## begin Material
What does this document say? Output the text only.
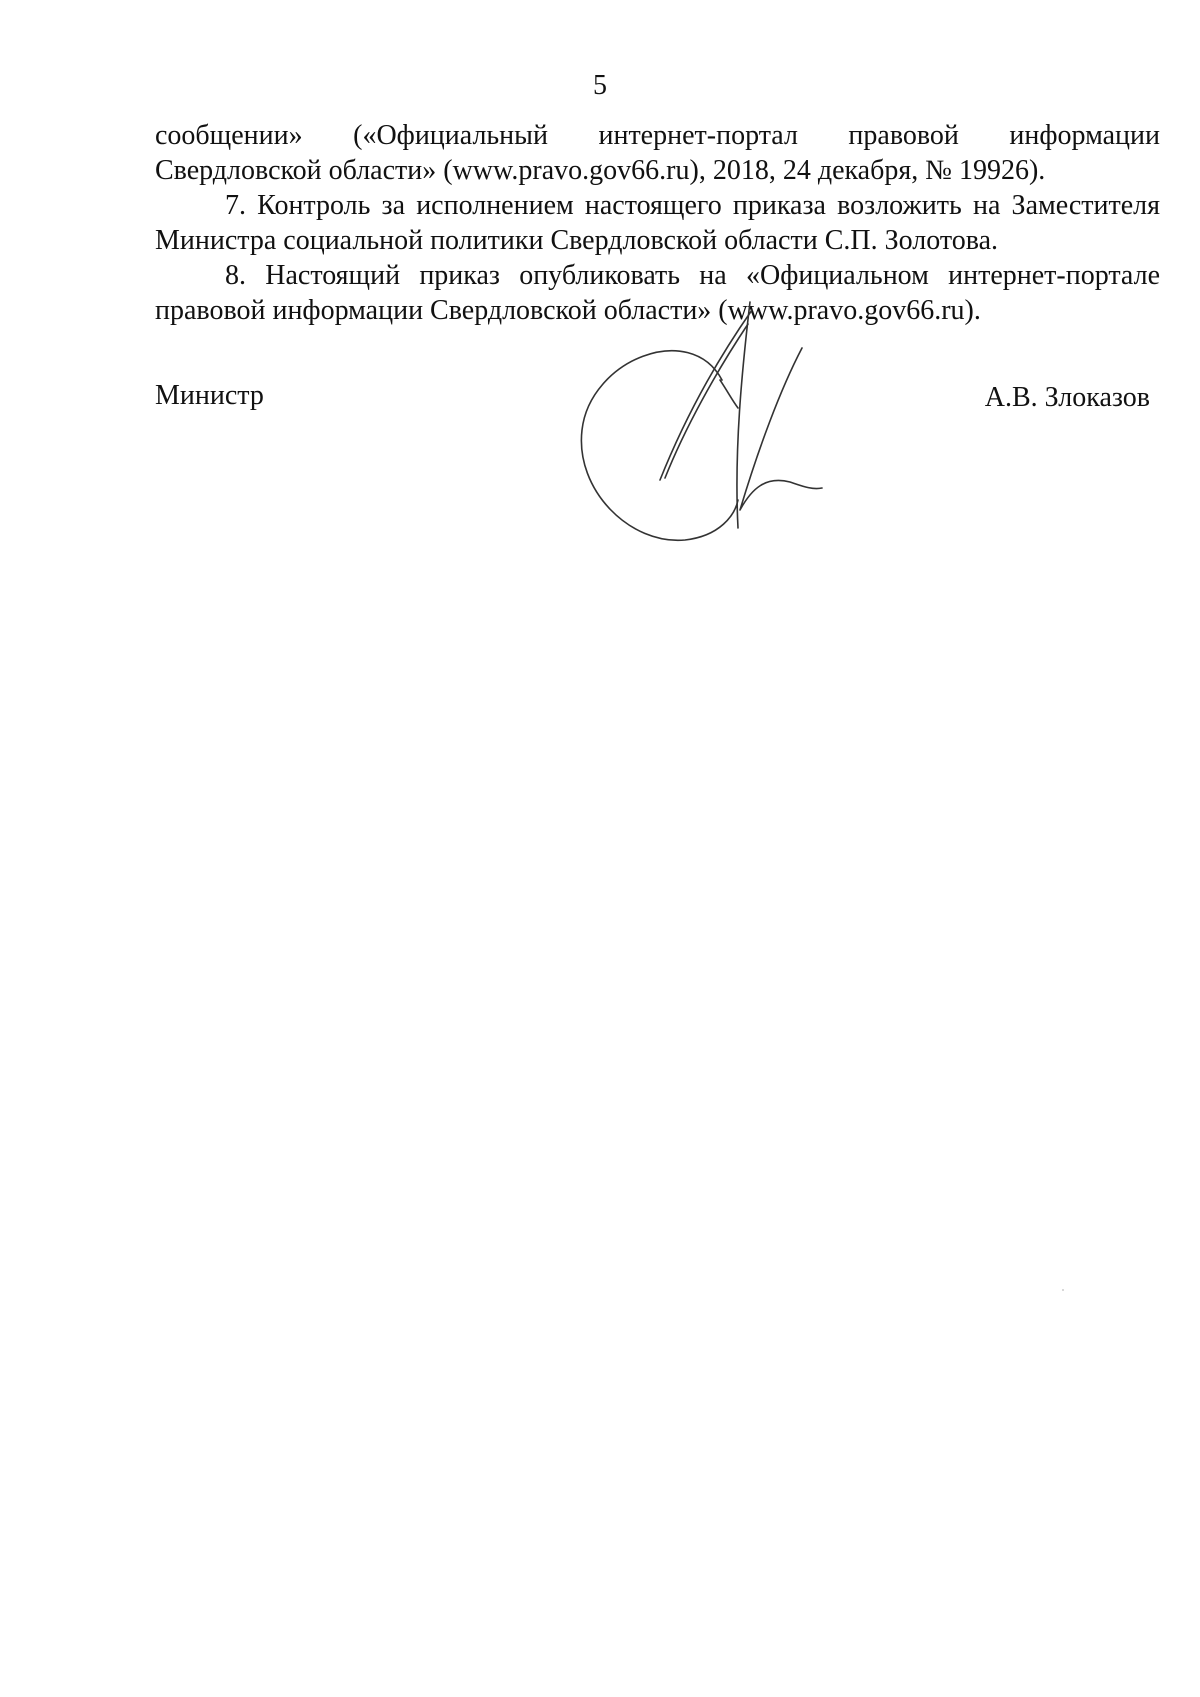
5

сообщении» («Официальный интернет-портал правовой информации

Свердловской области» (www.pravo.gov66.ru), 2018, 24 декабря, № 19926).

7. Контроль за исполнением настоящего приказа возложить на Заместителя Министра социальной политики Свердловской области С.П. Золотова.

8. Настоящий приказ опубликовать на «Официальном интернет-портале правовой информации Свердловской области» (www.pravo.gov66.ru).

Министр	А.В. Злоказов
## end Material
## begin Material
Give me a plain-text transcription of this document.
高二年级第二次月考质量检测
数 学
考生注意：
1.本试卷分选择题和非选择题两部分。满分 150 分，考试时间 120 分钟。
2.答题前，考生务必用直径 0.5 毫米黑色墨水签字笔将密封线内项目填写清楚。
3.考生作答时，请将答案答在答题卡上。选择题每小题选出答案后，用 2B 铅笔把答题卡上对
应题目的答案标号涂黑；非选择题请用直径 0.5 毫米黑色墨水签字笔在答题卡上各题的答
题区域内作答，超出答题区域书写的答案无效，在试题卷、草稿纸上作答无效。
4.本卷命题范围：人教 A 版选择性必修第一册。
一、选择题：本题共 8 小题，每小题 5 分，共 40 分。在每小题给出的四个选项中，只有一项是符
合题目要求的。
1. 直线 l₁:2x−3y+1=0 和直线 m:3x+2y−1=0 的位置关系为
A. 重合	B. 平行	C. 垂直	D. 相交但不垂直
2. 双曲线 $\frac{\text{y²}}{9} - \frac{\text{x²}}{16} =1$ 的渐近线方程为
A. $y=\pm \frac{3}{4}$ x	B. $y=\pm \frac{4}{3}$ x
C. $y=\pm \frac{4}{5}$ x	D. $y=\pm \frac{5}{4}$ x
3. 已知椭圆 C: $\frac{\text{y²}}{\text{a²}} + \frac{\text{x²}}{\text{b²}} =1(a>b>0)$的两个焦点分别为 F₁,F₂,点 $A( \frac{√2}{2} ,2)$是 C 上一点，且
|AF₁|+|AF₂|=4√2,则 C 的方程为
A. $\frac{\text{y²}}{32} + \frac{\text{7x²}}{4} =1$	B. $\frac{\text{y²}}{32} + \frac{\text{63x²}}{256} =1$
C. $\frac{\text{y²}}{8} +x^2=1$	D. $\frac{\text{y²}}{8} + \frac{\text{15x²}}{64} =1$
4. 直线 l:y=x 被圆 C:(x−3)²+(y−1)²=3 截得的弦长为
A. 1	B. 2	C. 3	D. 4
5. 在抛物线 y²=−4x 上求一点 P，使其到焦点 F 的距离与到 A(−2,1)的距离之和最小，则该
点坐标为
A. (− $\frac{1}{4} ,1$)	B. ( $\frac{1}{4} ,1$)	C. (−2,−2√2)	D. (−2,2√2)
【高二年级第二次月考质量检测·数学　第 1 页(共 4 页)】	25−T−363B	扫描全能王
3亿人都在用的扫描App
## end Material
- What needs to be done -
Locate all lines in the listing above with the word "области" and copy them.

- Finished task -
Свердловской области» (www.pravo.gov66.ru), 2018, 24 декабря, № 19926).
7. Контроль за исполнением настоящего приказа возложить на Заместителя Министра социальной политики Свердловской области С.П. Золотова.
8. Настоящий приказ опубликовать на «Официальном интернет-портале правовой информации Свердловской области» (www.pravo.gov66.ru).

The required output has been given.